Prompt. Search the data for the string "screenshot" and extract every line where it appears.

The records.
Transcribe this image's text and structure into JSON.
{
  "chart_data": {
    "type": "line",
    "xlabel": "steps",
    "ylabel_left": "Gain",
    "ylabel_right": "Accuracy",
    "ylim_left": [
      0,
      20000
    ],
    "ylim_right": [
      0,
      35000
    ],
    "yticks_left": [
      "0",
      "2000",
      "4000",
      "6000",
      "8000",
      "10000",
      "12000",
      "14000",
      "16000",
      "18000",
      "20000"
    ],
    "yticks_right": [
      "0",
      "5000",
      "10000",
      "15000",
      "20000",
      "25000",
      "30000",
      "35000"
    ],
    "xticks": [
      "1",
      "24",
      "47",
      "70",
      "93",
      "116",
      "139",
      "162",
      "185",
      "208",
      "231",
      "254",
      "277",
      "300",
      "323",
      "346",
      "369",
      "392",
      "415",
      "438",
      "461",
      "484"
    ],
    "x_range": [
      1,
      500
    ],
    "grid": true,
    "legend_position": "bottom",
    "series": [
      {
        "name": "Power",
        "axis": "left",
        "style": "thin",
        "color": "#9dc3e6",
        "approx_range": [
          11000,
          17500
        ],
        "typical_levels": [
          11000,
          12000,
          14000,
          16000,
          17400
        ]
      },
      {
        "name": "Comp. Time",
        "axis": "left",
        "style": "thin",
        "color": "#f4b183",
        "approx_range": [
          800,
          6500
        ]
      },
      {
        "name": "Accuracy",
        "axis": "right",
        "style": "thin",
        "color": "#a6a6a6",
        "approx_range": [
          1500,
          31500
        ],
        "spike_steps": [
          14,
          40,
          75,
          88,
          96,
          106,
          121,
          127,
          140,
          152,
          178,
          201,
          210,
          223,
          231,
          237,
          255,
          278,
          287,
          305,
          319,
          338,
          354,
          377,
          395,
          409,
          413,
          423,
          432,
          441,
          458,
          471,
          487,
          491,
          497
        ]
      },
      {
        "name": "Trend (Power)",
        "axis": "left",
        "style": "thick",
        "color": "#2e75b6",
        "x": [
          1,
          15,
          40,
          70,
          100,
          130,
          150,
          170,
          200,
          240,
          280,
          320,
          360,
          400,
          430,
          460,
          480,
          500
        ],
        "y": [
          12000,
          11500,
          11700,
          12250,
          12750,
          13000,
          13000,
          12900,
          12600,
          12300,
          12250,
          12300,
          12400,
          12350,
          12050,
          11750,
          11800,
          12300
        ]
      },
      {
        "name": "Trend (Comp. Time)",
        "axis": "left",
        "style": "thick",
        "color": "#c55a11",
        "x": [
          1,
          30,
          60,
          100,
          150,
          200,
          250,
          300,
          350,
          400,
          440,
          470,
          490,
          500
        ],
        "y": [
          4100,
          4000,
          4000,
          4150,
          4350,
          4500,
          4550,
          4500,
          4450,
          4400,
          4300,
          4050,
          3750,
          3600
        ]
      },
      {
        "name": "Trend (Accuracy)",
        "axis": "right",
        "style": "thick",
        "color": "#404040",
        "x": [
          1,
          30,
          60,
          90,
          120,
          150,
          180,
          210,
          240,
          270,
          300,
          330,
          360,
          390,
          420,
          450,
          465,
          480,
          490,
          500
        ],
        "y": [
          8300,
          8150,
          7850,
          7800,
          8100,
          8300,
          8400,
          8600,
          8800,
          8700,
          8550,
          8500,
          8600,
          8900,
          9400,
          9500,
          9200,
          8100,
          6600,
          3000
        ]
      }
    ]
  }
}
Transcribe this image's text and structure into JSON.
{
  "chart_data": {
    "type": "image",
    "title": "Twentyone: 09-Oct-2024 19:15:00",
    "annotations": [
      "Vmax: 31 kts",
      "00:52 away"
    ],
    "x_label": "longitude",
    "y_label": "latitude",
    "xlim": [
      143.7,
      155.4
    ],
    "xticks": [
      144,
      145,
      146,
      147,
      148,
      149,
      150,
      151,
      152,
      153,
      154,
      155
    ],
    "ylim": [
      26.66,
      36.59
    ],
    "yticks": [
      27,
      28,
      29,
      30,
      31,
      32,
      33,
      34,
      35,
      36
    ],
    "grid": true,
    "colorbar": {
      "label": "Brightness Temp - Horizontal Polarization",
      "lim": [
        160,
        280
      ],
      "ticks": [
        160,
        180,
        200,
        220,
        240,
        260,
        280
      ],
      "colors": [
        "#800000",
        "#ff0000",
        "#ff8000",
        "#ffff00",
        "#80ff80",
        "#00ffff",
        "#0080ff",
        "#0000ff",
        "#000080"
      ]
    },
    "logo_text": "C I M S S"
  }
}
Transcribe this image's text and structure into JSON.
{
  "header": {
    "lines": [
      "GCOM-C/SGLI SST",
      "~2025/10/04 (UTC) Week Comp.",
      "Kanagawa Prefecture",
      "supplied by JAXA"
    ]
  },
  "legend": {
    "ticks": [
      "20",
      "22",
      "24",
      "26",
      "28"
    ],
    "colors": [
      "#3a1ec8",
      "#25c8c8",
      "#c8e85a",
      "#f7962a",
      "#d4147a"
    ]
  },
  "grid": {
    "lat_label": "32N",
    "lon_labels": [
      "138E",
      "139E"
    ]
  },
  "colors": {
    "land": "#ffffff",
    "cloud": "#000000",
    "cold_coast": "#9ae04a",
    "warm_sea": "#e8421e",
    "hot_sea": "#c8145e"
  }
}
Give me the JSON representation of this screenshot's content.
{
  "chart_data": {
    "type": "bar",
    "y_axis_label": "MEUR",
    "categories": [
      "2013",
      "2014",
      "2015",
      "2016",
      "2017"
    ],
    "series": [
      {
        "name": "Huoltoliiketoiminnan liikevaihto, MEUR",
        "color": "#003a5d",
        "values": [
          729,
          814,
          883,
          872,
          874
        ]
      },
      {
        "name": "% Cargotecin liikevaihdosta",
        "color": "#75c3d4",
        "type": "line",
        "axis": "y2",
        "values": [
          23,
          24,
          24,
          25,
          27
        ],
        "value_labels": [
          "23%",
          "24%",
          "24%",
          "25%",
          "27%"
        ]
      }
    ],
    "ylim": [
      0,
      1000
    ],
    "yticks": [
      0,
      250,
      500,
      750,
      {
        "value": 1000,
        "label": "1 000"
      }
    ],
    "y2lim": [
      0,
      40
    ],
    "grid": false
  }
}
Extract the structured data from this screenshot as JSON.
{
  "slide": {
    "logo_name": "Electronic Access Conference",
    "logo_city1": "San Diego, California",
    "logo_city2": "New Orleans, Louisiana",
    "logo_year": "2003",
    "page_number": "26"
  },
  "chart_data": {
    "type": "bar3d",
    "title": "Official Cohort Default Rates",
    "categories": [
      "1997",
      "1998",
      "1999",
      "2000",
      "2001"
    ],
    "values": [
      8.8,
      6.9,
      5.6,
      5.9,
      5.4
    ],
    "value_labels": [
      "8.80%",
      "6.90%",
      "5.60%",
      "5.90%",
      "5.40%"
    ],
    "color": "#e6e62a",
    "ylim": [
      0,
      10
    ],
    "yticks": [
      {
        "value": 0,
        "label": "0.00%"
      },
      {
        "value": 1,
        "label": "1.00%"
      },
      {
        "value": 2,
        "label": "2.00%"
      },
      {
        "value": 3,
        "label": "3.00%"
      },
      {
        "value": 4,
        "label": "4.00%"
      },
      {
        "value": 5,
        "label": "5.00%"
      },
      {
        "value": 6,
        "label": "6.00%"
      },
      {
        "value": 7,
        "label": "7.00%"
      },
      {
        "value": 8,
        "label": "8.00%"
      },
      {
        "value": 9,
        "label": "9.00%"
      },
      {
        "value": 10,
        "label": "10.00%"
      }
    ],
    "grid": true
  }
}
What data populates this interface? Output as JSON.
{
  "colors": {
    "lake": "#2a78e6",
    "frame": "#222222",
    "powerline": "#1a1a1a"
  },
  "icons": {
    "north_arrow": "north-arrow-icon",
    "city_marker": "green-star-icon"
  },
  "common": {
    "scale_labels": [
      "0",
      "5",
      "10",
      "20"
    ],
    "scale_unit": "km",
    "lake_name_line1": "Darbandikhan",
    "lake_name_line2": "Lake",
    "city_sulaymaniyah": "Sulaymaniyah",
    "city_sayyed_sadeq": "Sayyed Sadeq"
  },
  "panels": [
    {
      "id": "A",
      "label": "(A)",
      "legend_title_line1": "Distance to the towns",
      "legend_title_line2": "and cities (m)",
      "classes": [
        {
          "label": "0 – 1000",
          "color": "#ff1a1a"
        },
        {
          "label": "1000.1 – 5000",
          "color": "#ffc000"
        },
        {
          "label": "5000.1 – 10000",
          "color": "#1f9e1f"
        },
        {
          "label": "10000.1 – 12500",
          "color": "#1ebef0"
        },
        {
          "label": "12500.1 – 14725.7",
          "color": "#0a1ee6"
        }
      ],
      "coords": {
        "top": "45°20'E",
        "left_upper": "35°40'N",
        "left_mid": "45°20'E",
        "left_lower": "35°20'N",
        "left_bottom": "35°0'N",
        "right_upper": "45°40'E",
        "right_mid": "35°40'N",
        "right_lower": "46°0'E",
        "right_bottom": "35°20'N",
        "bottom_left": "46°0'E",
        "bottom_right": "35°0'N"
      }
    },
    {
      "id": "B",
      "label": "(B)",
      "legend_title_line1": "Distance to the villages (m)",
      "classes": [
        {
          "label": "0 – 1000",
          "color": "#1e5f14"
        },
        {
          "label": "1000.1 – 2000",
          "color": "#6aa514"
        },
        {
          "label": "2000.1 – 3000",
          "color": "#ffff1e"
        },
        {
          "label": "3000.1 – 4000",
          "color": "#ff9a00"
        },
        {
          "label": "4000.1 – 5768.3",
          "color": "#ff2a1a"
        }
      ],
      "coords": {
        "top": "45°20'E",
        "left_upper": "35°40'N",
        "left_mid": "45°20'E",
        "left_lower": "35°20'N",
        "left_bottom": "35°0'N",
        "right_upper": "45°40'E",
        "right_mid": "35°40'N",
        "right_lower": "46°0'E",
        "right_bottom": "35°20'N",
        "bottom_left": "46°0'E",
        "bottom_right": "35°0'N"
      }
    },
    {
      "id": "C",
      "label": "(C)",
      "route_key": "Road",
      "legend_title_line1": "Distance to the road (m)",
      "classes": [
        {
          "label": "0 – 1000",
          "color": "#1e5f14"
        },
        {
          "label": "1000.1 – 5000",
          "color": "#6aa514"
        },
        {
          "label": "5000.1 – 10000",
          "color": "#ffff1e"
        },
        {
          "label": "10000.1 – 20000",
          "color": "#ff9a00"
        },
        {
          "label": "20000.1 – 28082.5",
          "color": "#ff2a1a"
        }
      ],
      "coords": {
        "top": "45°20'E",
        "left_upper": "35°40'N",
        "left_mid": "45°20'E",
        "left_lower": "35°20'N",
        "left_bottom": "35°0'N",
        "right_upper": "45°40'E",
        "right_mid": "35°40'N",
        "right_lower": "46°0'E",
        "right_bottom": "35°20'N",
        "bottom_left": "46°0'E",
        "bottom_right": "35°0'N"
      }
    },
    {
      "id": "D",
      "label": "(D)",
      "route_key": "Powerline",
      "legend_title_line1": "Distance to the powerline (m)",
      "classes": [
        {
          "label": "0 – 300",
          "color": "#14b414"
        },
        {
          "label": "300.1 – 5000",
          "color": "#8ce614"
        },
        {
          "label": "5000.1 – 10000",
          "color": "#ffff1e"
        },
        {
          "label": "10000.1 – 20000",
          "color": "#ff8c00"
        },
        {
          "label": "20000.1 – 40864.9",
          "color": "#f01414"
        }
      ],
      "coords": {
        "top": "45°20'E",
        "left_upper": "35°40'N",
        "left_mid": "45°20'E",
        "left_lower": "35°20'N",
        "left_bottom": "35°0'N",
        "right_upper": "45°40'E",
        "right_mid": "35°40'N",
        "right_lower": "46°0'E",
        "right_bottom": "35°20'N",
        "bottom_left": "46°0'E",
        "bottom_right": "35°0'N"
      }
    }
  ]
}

Final answer.
Give me the JSON representation of this screenshot's content.
Extract the structured data from this screenshot as JSON.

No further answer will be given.